▶ [Task details] Repeat the full listing, word for word.

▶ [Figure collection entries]
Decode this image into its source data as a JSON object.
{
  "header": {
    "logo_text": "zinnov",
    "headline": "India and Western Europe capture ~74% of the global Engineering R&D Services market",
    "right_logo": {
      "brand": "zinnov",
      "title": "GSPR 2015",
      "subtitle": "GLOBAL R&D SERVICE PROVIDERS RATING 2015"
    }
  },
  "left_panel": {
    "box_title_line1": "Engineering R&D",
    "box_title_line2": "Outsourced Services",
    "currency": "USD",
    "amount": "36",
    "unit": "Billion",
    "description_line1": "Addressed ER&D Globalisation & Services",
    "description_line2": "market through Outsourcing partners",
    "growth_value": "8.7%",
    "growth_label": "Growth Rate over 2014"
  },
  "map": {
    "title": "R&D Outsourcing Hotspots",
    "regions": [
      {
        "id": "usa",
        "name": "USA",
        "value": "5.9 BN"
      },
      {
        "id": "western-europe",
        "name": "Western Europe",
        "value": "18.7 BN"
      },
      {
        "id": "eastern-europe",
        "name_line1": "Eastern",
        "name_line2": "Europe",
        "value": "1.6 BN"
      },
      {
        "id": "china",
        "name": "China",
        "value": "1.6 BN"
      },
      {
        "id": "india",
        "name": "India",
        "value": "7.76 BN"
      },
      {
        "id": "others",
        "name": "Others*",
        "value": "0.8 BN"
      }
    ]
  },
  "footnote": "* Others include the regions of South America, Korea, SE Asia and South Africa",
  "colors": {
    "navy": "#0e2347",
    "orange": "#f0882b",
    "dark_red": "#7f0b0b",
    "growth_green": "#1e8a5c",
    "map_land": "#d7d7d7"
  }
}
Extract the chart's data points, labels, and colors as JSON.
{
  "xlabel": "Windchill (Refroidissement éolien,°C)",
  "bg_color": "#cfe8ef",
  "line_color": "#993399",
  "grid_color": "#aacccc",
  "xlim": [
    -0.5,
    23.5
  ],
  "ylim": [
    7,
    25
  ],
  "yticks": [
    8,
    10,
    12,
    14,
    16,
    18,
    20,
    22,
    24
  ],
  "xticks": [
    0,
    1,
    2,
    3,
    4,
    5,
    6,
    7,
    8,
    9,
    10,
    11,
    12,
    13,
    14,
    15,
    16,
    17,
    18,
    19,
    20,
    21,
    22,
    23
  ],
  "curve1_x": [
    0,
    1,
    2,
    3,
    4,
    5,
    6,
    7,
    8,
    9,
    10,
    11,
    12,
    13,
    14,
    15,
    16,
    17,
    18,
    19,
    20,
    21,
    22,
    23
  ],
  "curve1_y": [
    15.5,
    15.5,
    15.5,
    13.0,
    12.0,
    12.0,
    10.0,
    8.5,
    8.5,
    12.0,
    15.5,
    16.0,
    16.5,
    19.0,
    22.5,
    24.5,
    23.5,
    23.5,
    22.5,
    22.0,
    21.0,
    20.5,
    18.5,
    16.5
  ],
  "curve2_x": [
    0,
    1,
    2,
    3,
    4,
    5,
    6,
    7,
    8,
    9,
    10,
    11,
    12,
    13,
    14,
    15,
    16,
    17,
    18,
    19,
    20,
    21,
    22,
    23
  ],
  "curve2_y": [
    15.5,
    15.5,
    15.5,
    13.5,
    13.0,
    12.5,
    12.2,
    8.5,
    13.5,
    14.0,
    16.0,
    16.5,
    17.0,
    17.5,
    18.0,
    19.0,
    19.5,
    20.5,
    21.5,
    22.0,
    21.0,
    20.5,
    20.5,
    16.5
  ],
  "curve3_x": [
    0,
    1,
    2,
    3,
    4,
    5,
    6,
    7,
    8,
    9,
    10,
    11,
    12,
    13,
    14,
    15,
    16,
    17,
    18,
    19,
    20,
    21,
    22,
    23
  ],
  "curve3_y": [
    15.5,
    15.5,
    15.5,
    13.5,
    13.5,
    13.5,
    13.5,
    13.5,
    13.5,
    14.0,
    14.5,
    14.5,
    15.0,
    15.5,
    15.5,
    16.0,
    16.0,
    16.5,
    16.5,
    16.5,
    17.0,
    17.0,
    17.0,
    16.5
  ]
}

▶ [Written reply]
Decode this image into its source data as a JSON object.
{
  "header": {
    "logo_text": "zinnov",
    "headline": "India and Western Europe capture ~74% of the global Engineering R&D Services market",
    "right_logo": {
      "brand": "zinnov",
      "title": "GSPR 2015",
      "subtitle": "GLOBAL R&D SERVICE PROVIDERS RATING 2015"
    }
  },
  "left_panel": {
    "box_title_line1": "Engineering R&D",
    "box_title_line2": "Outsourced Services",
    "currency": "USD",
    "amount": "36",
    "unit": "Billion",
    "description_line1": "Addressed ER&D Globalisation & Services",
    "description_line2": "market through Outsourcing partners",
    "growth_value": "8.7%",
    "growth_label": "Growth Rate over 2014"
  },
  "map": {
    "title": "R&D Outsourcing Hotspots",
    "regions": [
      {
        "id": "usa",
        "name": "USA",
        "value": "5.9 BN"
      },
      {
        "id": "western-europe",
        "name": "Western Europe",
        "value": "18.7 BN"
      },
      {
        "id": "eastern-europe",
        "name_line1": "Eastern",
        "name_line2": "Europe",
        "value": "1.6 BN"
      },
      {
        "id": "china",
        "name": "China",
        "value": "1.6 BN"
      },
      {
        "id": "india",
        "name": "India",
        "value": "7.76 BN"
      },
      {
        "id": "others",
        "name": "Others*",
        "value": "0.8 BN"
      }
    ]
  },
  "footnote": "* Others include the regions of South America, Korea, SE Asia and South Africa",
  "colors": {
    "navy": "#0e2347",
    "orange": "#f0882b",
    "dark_red": "#7f0b0b",
    "growth_green": "#1e8a5c",
    "map_land": "#d7d7d7"
  }
}
Extract the chart's data points, labels, and colors as JSON.
{
  "xlabel": "Windchill (Refroidissement éolien,°C)",
  "bg_color": "#cfe8ef",
  "line_color": "#993399",
  "grid_color": "#aacccc",
  "xlim": [
    -0.5,
    23.5
  ],
  "ylim": [
    7,
    25
  ],
  "yticks": [
    8,
    10,
    12,
    14,
    16,
    18,
    20,
    22,
    24
  ],
  "xticks": [
    0,
    1,
    2,
    3,
    4,
    5,
    6,
    7,
    8,
    9,
    10,
    11,
    12,
    13,
    14,
    15,
    16,
    17,
    18,
    19,
    20,
    21,
    22,
    23
  ],
  "curve1_x": [
    0,
    1,
    2,
    3,
    4,
    5,
    6,
    7,
    8,
    9,
    10,
    11,
    12,
    13,
    14,
    15,
    16,
    17,
    18,
    19,
    20,
    21,
    22,
    23
  ],
  "curve1_y": [
    15.5,
    15.5,
    15.5,
    13.0,
    12.0,
    12.0,
    10.0,
    8.5,
    8.5,
    12.0,
    15.5,
    16.0,
    16.5,
    19.0,
    22.5,
    24.5,
    23.5,
    23.5,
    22.5,
    22.0,
    21.0,
    20.5,
    18.5,
    16.5
  ],
  "curve2_x": [
    0,
    1,
    2,
    3,
    4,
    5,
    6,
    7,
    8,
    9,
    10,
    11,
    12,
    13,
    14,
    15,
    16,
    17,
    18,
    19,
    20,
    21,
    22,
    23
  ],
  "curve2_y": [
    15.5,
    15.5,
    15.5,
    13.5,
    13.0,
    12.5,
    12.2,
    8.5,
    13.5,
    14.0,
    16.0,
    16.5,
    17.0,
    17.5,
    18.0,
    19.0,
    19.5,
    20.5,
    21.5,
    22.0,
    21.0,
    20.5,
    20.5,
    16.5
  ],
  "curve3_x": [
    0,
    1,
    2,
    3,
    4,
    5,
    6,
    7,
    8,
    9,
    10,
    11,
    12,
    13,
    14,
    15,
    16,
    17,
    18,
    19,
    20,
    21,
    22,
    23
  ],
  "curve3_y": [
    15.5,
    15.5,
    15.5,
    13.5,
    13.5,
    13.5,
    13.5,
    13.5,
    13.5,
    14.0,
    14.5,
    14.5,
    15.0,
    15.5,
    15.5,
    16.0,
    16.0,
    16.5,
    16.5,
    16.5,
    17.0,
    17.0,
    17.0,
    16.5
  ]
}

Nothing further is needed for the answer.